→ Directions for this task: Identify each line holding the string "Reyes" and copy it.

===== Raw data

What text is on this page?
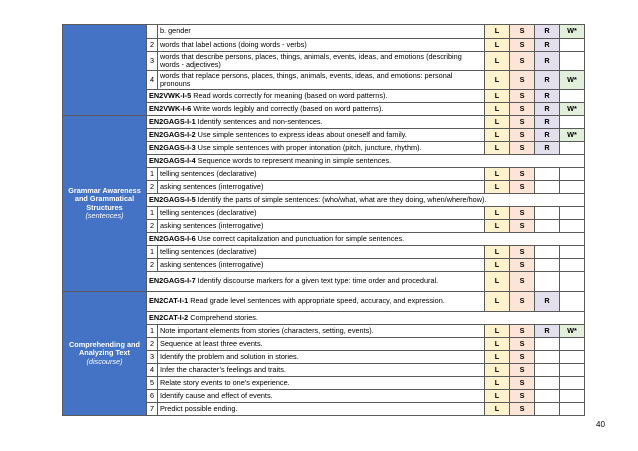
		b. gender	L	S	R	W*
	2	words that label actions (doing words - verbs)	L	S	R	
	3	words that describe persons, places, things, animals, events, ideas, and emotions (describing words - adjectives)	L	S	R	
	4	words that replace persons, places, things, animals, events, ideas, and emotions: personal pronouns	L	S	R	W*
	EN2VWK-I-5 Read words correctly for meaning (based on word patterns).		L	S	R	
	EN2VWK-I-6 Write words legibly and correctly (based on word patterns).		L	S	R	W*

Grammar Awareness and Grammatical Structures
(sentences)	EN2GAGS-I-1 Identify sentences and non-sentences.		L	S	R	
	EN2GAGS-I-2 Use simple sentences to express ideas about oneself and family.		L	S	R	W*
	EN2GAGS-I-3 Use simple sentences with proper intonation (pitch, juncture, rhythm).		L	S	R	
	EN2GAGS-I-4 Sequence words to represent meaning in simple sentences.					
	1	telling sentences (declarative)	L	S		
	2	asking sentences (interrogative)	L	S		
	EN2GAGS-I-5 Identify the parts of simple sentences: (who/what, what are they doing, when/where/how).					
	1	telling sentences (declarative)	L	S		
	2	asking sentences (interrogative)	L	S		
	EN2GAGS-I-6 Use correct capitalization and punctuation for simple sentences.					
	1	telling sentences (declarative)	L	S		
	2	asking sentences (interrogative)	L	S		
	EN2GAGS-I-7 Identify discourse markers for a given text type: time order and procedural.		L	S		

Comprehending and Analyzing Text
(discourse)	EN2CAT-I-1 Read grade level sentences with appropriate speed, accuracy, and expression.		L	S	R	
	EN2CAT-I-2 Comprehend stories.					
	1	Note important elements from stories (characters, setting, events).	L	S	R	W*
	2	Sequence at least three events.	L	S		
	3	Identify the problem and solution in stories.	L	S		
	4	Infer the character’s feelings and traits.	L	S		
	5	Relate story events to one’s experience.	L	S		
	6	Identify cause and effect of events.	L	S		
	7	Predict possible ending.	L	S		
40
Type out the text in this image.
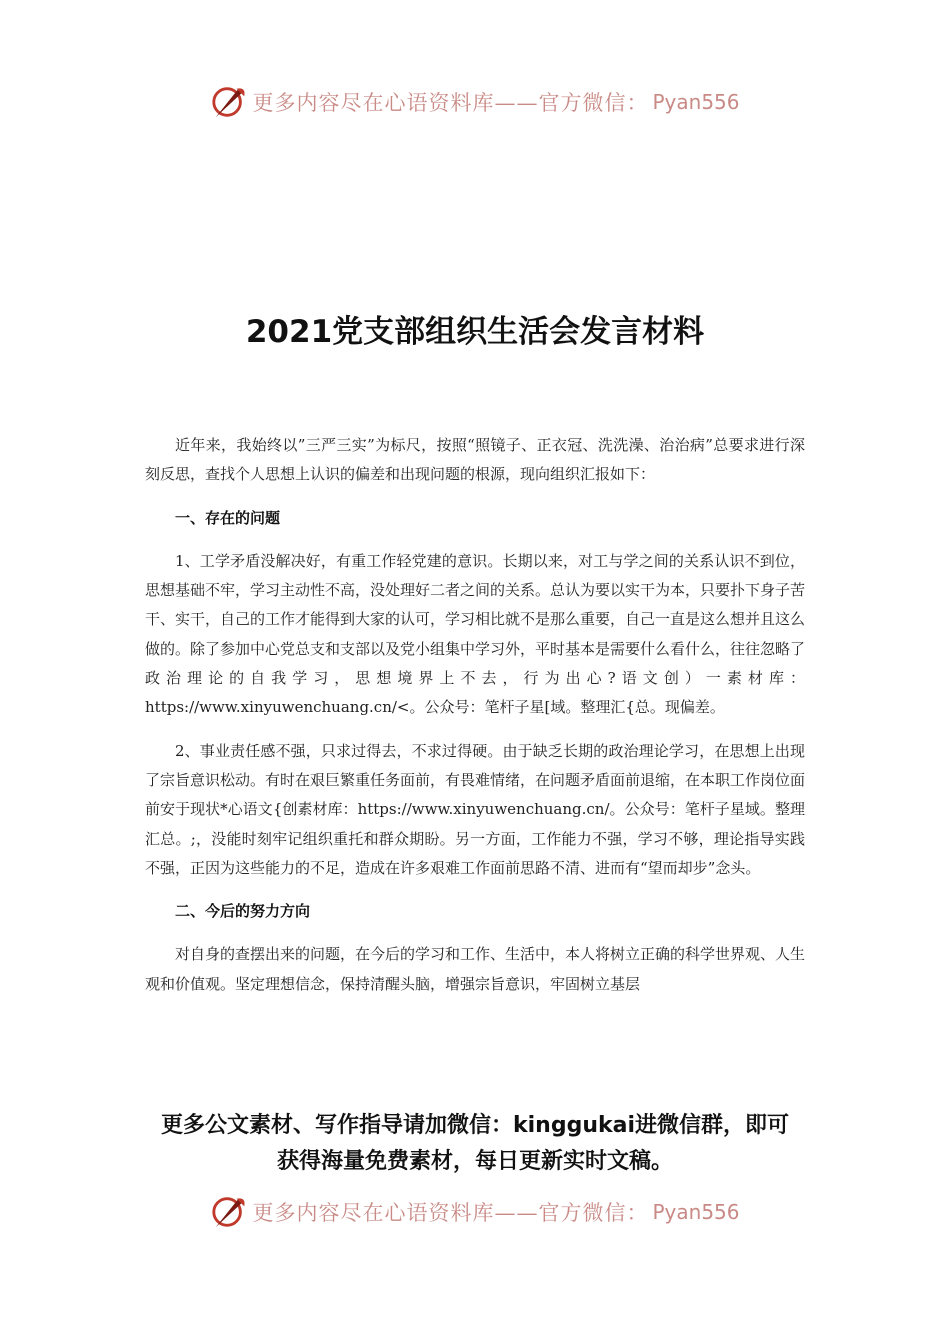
更多内容尽在心语资料库——官方微信： Pyan556
2021党支部组织生活会发言材料

近年来，我始终以”三严三实”为标尺，按照“照镜子、正衣冠、洗洗澡、治治病”总要求进行深刻反思，查找个人思想上认识的偏差和出现问题的根源，现向组织汇报如下：

一、存在的问题

1、工学矛盾没解决好，有重工作轻党建的意识。长期以来，对工与学之间的关系认识不到位，思想基础不牢，学习主动性不高，没处理好二者之间的关系。总认为要以实干为本，只要扑下身子苦干、实干，自己的工作才能得到大家的认可，学习相比就不是那么重要，自己一直是这么想并且这么做的。除了参加中心党总支和支部以及党小组集中学习外，平时基本是需要什么看什么，往往忽略了政治理论的自我学习，思想境界上不去，行为出心?语文创）一素材库：https://www.xinyuwenchuang.cn/<。公众号：笔杆子星[域。整理汇{总。现偏差。

2、事业责任感不强，只求过得去，不求过得硬。由于缺乏长期的政治理论学习，在思想上出现了宗旨意识松动。有时在艰巨繁重任务面前，有畏难情绪，在问题矛盾面前退缩，在本职工作岗位面前安于现状*心语文{创素材库：https://www.xinyuwenchuang.cn/。公众号：笔杆子星域。整理汇总。;，没能时刻牢记组织重托和群众期盼。另一方面，工作能力不强，学习不够，理论指导实践不强，正因为这些能力的不足，造成在许多艰难工作面前思路不清、进而有“望而却步”念头。

二、今后的努力方向

对自身的查摆出来的问题，在今后的学习和工作、生活中，本人将树立正确的科学世界观、人生观和价值观。坚定理想信念，保持清醒头脑，增强宗旨意识，牢固树立基层

更多公文素材、写作指导请加微信：kinggukai进微信群，即可
获得海量免费素材，每日更新实时文稿。
更多内容尽在心语资料库——官方微信： Pyan556
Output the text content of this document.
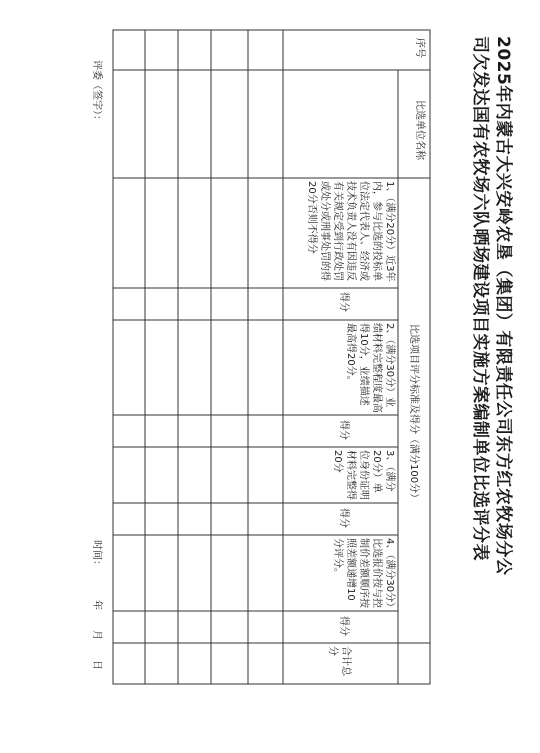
2025年内蒙古大兴安岭农垦（集团）有限责任公司东方红农牧场分公
司欠发达国有农牧场六队晒场建设项目实施方案编制单位比选评分表
序号
比选单位名称
比选项目评分标准及得分（满分100分）
1、（满分20分）近3年内，参与比选的投标单位法定代表人、经济或技术负责人没有因违反有关规定受到行政处罚或处分或刑事处罚的得20分否则不得分
得分
2、（满分30分）业绩材料完整程度最高得10分，业绩描述最高得20分。
得分
3、（满分20分）单位身份证明材料完整得20分
得分
4、（满分30分）比选报价按与控制价差额顺序按照差额递增10分评分。
得分
合计总分
评委（签字）：
时间：
年
月
日
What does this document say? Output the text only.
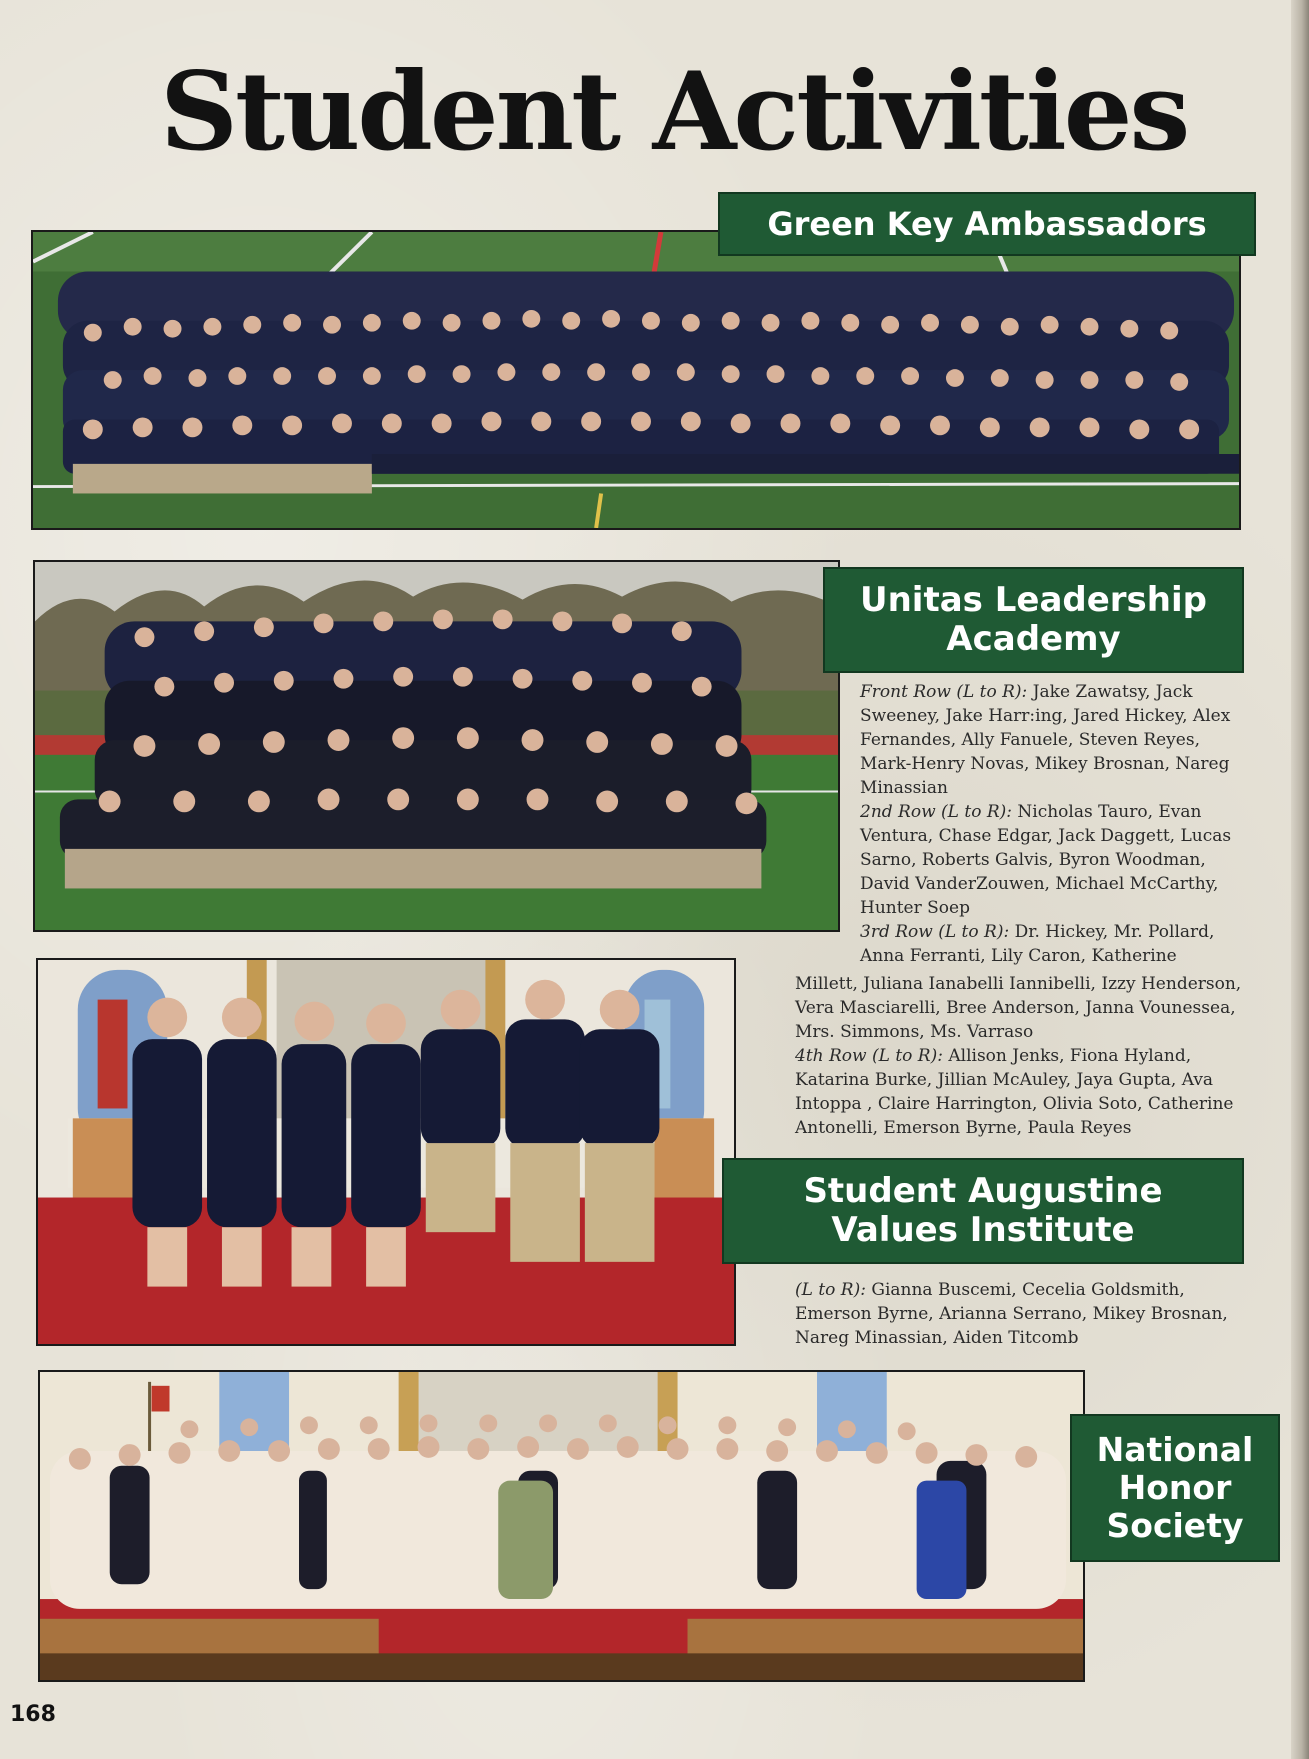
Student Activities
Green Key Ambassadors
Unitas Leadership
Academy

Front Row (L to R): Jake Zawatsy, Jack Sweeney, Jake Harr:ing, Jared Hickey, Alex Fernandes, Ally Fanuele, Steven Reyes, Mark-Henry Novas, Mikey Brosnan, Nareg Minassian

2nd Row (L to R): Nicholas Tauro, Evan Ventura, Chase Edgar, Jack Daggett, Lucas Sarno, Roberts Galvis, Byron Woodman, David VanderZouwen, Michael McCarthy, Hunter Soep

3rd Row (L to R): Dr. Hickey, Mr. Pollard, Anna Ferranti, Lily Caron, Katherine

Millett, Juliana Ianabelli Iannibelli, Izzy Henderson, Vera Masciarelli, Bree Anderson, Janna Vounessea, Mrs. Simmons, Ms. Varraso

4th Row (L to R): Allison Jenks, Fiona Hyland, Katarina Burke, Jillian McAuley, Jaya Gupta, Ava Intoppa , Claire Harrington, Olivia Soto, Catherine Antonelli, Emerson Byrne, Paula Reyes

Student Augustine
Values Institute

(L to R): Gianna Buscemi, Cecelia Goldsmith, Emerson Byrne, Arianna Serrano, Mikey Brosnan, Nareg Minassian, Aiden Titcomb

National
Honor
Society
168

==========

→ Exercise solution:
Front Row (L to R): Jake Zawatsy, Jack Sweeney, Jake Harr:ing, Jared Hickey, Alex Fernandes, Ally Fanuele, Steven Reyes, Mark-Henry Novas, Mikey Brosnan, Nareg Minassian
4th Row (L to R): Allison Jenks, Fiona Hyland, Katarina Burke, Jillian McAuley, Jaya Gupta, Ava Intoppa , Claire Harrington, Olivia Soto, Catherine Antonelli, Emerson Byrne, Paula Reyes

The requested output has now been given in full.